### Short exercise
Pick out each line with the word "selecciona" from the material that follows.

begin

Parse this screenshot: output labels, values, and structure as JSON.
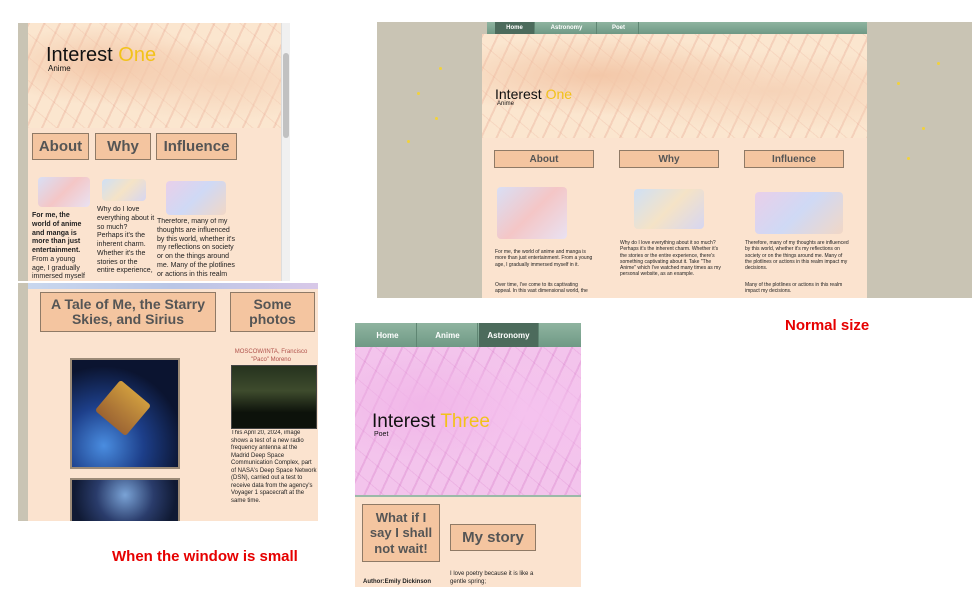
{
  "colors": {
    "accent": "#f2c21a",
    "label": "#e60000",
    "tab_fill": "#f4c5a0",
    "content_bg": "#fbe3cf"
  },
  "small_one": {
    "title_main": "Interest ",
    "title_accent": "One",
    "subtitle": "Anime",
    "tabs": [
      "About",
      "Why",
      "Influence"
    ],
    "col1_bold": "For me, the world of anime and manga is more than just entertainment.",
    "col1_text": "From a young age, I gradually immersed myself in",
    "col2_text": "Why do I love everything about it so much? Perhaps it's the inherent charm. Whether it's the stories or the entire experience, there's something",
    "col3_text": "Therefore, many of my thoughts are influenced by this world, whether it's my reflections on society or on the things around me. Many of the plotlines or actions in this realm impact"
  },
  "small_two": {
    "heading_left": "A Tale of Me, the Starry Skies, and Sirius",
    "heading_right": "Some photos",
    "caption_source": "MOSCOW/INTA, Francisco \"Paco\" Moreno",
    "caption_body": "This April 20, 2024, image shows a test of a new radio frequency antenna at the Madrid Deep Space Communication Complex, part of NASA's Deep Space Network (DSN), carried out a test to receive data from the agency's Voyager 1 spacecraft at the same time."
  },
  "normal": {
    "nav": [
      "Home",
      "Astronomy",
      "Poet"
    ],
    "title_main": "Interest ",
    "title_accent": "One",
    "subtitle": "Anime",
    "tabs": [
      "About",
      "Why",
      "Influence"
    ],
    "col1_text": "For me, the world of anime and manga is more than just entertainment. From a young age, I gradually immersed myself in it.",
    "col1_extra": "Over time, I've come to its captivating appeal. In this vast dimensional world, the",
    "col2_text": "Why do I love everything about it so much? Perhaps it's the inherent charm. Whether it's the stories or the entire experience, there's something captivating about it. Take \"The Anime\" which I've watched many times as my personal website, as an example.",
    "col3_text": "Therefore, many of my thoughts are influenced by this world, whether it's my reflections on society or on the things around me. Many of the plotlines or actions in this realm impact my decisions.",
    "col3_extra": "Many of the plotlines or actions in this realm impact my decisions."
  },
  "small_three": {
    "nav": [
      "Home",
      "Anime",
      "Astronomy"
    ],
    "title_main": "Interest ",
    "title_accent": "Three",
    "subtitle": "Poet",
    "tab_left": "What if I say I shall not wait!",
    "tab_right": "My story",
    "author": "Author:Emily Dickinson",
    "story_text": "I love poetry because it is like a gentle spring;"
  },
  "labels": {
    "normal": "Normal size",
    "small": "When the window is small"
  }
}
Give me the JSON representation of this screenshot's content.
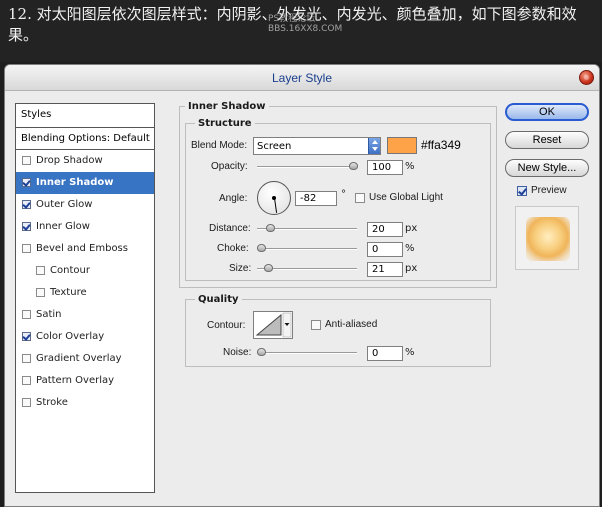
{
  "banner": {
    "text": "12. 对太阳图层依次图层样式：内阴影、外发光、内发光、颜色叠加，如下图参数和效果。",
    "watermark_line1": "PS教程论坛",
    "watermark_line2": "BBS.16XX8.COM"
  },
  "dialog": {
    "title": "Layer Style"
  },
  "styles_panel": {
    "header": "Styles",
    "blending_options": "Blending Options: Default",
    "items": [
      {
        "label": "Drop Shadow",
        "checked": false,
        "indent": 0,
        "selected": false
      },
      {
        "label": "Inner Shadow",
        "checked": true,
        "indent": 0,
        "selected": true
      },
      {
        "label": "Outer Glow",
        "checked": true,
        "indent": 0,
        "selected": false
      },
      {
        "label": "Inner Glow",
        "checked": true,
        "indent": 0,
        "selected": false
      },
      {
        "label": "Bevel and Emboss",
        "checked": false,
        "indent": 0,
        "selected": false
      },
      {
        "label": "Contour",
        "checked": false,
        "indent": 1,
        "selected": false
      },
      {
        "label": "Texture",
        "checked": false,
        "indent": 1,
        "selected": false
      },
      {
        "label": "Satin",
        "checked": false,
        "indent": 0,
        "selected": false
      },
      {
        "label": "Color Overlay",
        "checked": true,
        "indent": 0,
        "selected": false
      },
      {
        "label": "Gradient Overlay",
        "checked": false,
        "indent": 0,
        "selected": false
      },
      {
        "label": "Pattern Overlay",
        "checked": false,
        "indent": 0,
        "selected": false
      },
      {
        "label": "Stroke",
        "checked": false,
        "indent": 0,
        "selected": false
      }
    ]
  },
  "inner_shadow": {
    "section_title": "Inner Shadow",
    "structure_title": "Structure",
    "blend_mode_label": "Blend Mode:",
    "blend_mode_value": "Screen",
    "color_hex": "#ffa349",
    "color_swatch": "#ffa349",
    "opacity_label": "Opacity:",
    "opacity_value": "100",
    "opacity_unit": "%",
    "opacity_level": 1.0,
    "angle_label": "Angle:",
    "angle_value": "-82",
    "angle_unit": "°",
    "angle_degrees": -82,
    "use_global_light_label": "Use Global Light",
    "use_global_light": false,
    "distance_label": "Distance:",
    "distance_value": "20",
    "distance_unit": "px",
    "distance_level": 0.1,
    "choke_label": "Choke:",
    "choke_value": "0",
    "choke_unit": "%",
    "choke_level": 0.0,
    "size_label": "Size:",
    "size_value": "21",
    "size_unit": "px",
    "size_level": 0.08
  },
  "quality": {
    "title": "Quality",
    "contour_label": "Contour:",
    "anti_aliased_label": "Anti-aliased",
    "anti_aliased": false,
    "noise_label": "Noise:",
    "noise_value": "0",
    "noise_unit": "%",
    "noise_level": 0.0
  },
  "buttons": {
    "ok": "OK",
    "reset": "Reset",
    "new_style": "New Style...",
    "preview_label": "Preview",
    "preview_checked": true
  },
  "icons": {
    "close": "close-icon",
    "dropdown": "select-arrows-icon",
    "contour_menu": "chevron-down-icon"
  }
}
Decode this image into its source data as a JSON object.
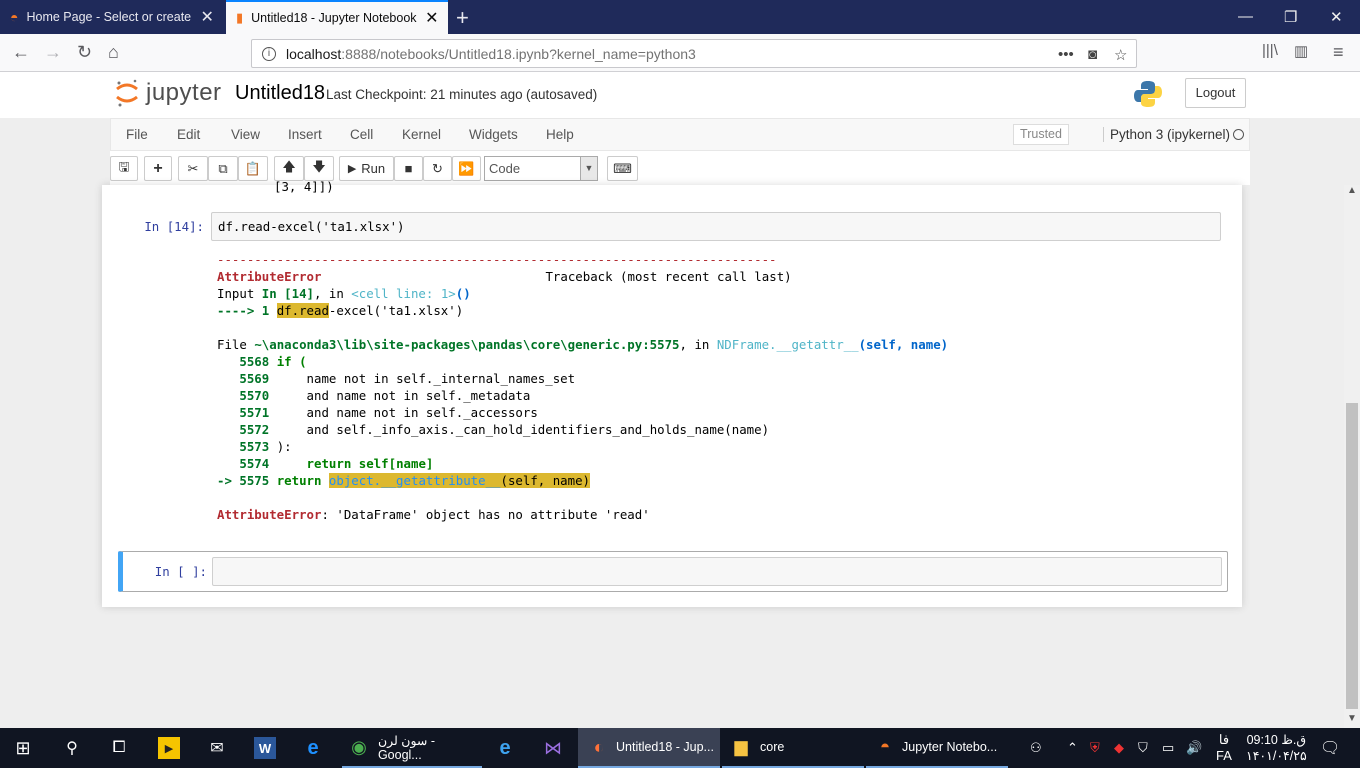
{
  "browser": {
    "tabs": [
      {
        "title": "Home Page - Select or create a",
        "active": false
      },
      {
        "title": "Untitled18 - Jupyter Notebook",
        "active": true
      }
    ],
    "new_tab": "+",
    "url_host": "localhost",
    "url_rest": ":8888/notebooks/Untitled18.ipynb?kernel_name=python3",
    "icons": [
      "back-icon",
      "forward-icon",
      "reload-icon",
      "home-icon",
      "page-actions-icon",
      "pocket-icon",
      "bookmark-star-icon",
      "library-icon",
      "sidebar-icon",
      "hamburger-menu-icon"
    ]
  },
  "header": {
    "logo_text": "jupyter",
    "notebook_name": "Untitled18",
    "checkpoint": "Last Checkpoint: 21 minutes ago",
    "autosaved": "(autosaved)",
    "logout": "Logout"
  },
  "menubar": {
    "items": [
      "File",
      "Edit",
      "View",
      "Insert",
      "Cell",
      "Kernel",
      "Widgets",
      "Help"
    ],
    "trusted": "Trusted",
    "kernel": "Python 3 (ipykernel)"
  },
  "toolbar": {
    "run_label": "Run",
    "cell_type": "Code"
  },
  "notebook": {
    "prev_output": "[3, 4]])",
    "cell1": {
      "prompt": "In [14]:",
      "code": "df.read-excel('ta1.xlsx')"
    },
    "traceback": {
      "dashes": "---------------------------------------------------------------------------",
      "error_name": "AttributeError",
      "traceback_header": "Traceback (most recent call last)",
      "input_prefix": "Input ",
      "input_in": "In [14]",
      "input_mid": ", in ",
      "input_cell_line": "<cell line: 1>",
      "input_paren": "()",
      "arrow_line_prefix": "----> 1 ",
      "arrow_hl": "df.read",
      "arrow_rest": "-excel('ta1.xlsx')",
      "file_prefix": "File ",
      "file_path": "~\\anaconda3\\lib\\site-packages\\pandas\\core\\generic.py:5575",
      "file_in": ", in ",
      "file_func": "NDFrame.__getattr__",
      "file_args": "(self, name)",
      "lines": [
        {
          "num": "5568",
          "code": "if ("
        },
        {
          "num": "5569",
          "code": "name not in self._internal_names_set"
        },
        {
          "num": "5570",
          "code": "and name not in self._metadata"
        },
        {
          "num": "5571",
          "code": "and name not in self._accessors"
        },
        {
          "num": "5572",
          "code": "and self._info_axis._can_hold_identifiers_and_holds_name(name)"
        },
        {
          "num": "5573",
          "code": "):"
        },
        {
          "num": "5574",
          "code": "return self[name]"
        }
      ],
      "current_line_arrow": "-> 5575",
      "current_return": "return",
      "current_hl": "object.__getattribute__",
      "current_args": "(self, name)",
      "final_error": "AttributeError",
      "final_msg": ": 'DataFrame' object has no attribute 'read'"
    },
    "cell2": {
      "prompt": "In [ ]:"
    }
  },
  "taskbar": {
    "items": [
      {
        "label": "سون لرن - Googl..."
      },
      {
        "label": "Untitled18 - Jup..."
      },
      {
        "label": "core"
      },
      {
        "label": "Jupyter Notebo..."
      }
    ],
    "lang": "FA",
    "lang2": "فا",
    "time": "ق.ظ 09:10",
    "date": "۱۴۰۱/۰۴/۲۵"
  }
}
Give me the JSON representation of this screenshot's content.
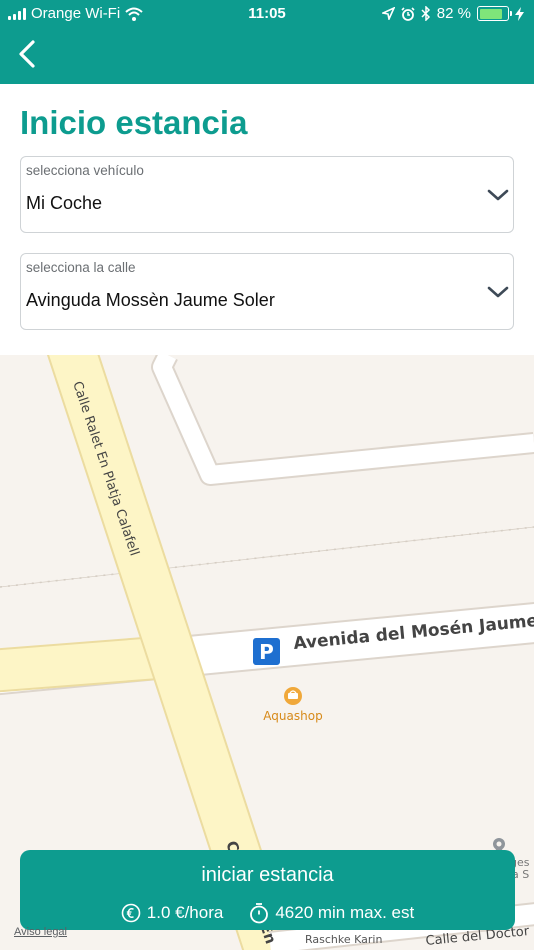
{
  "status_bar": {
    "carrier": "Orange Wi-Fi",
    "time": "11:05",
    "battery": "82 %",
    "battery_level": 0.82
  },
  "form": {
    "title": "Inicio estancia",
    "vehicle": {
      "label": "selecciona vehículo",
      "value": "Mi Coche"
    },
    "street": {
      "label": "selecciona la calle",
      "value": "Avinguda Mossèn Jaume Soler"
    }
  },
  "map": {
    "street_ralet": "Calle Ralet En Platja Calafell",
    "street_mosen": "Avenida del Mosén Jaume S",
    "poi_aquashop": "Aquashop",
    "parking_symbol": "P",
    "street_bottom_fragment": "C",
    "street_bottom_fragment_2": "En",
    "poi_right_fragment": "ges",
    "poi_right_fragment_2": "a S",
    "label_raschke": "Raschke Karin",
    "label_calle_doctor": "Calle del Doctor"
  },
  "action": {
    "main_label": "iniciar estancia",
    "price": "1.0 €/hora",
    "max_time": "4620 min max. est"
  },
  "footer": {
    "legal_link": "Aviso legal"
  },
  "colors": {
    "brand": "#0d9c8f",
    "map_bg": "#f7f3ee",
    "road_yellow": "#fdf5c6"
  },
  "icons": [
    "back-chevron-icon",
    "wifi-icon",
    "location-icon",
    "alarm-icon",
    "bluetooth-icon",
    "battery-icon",
    "chevron-down-icon",
    "parking-icon",
    "shop-icon",
    "euro-icon",
    "stopwatch-icon"
  ]
}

end

### Answer for this exercise
      "label": "selecciona vehículo",
      "label": "selecciona la calle",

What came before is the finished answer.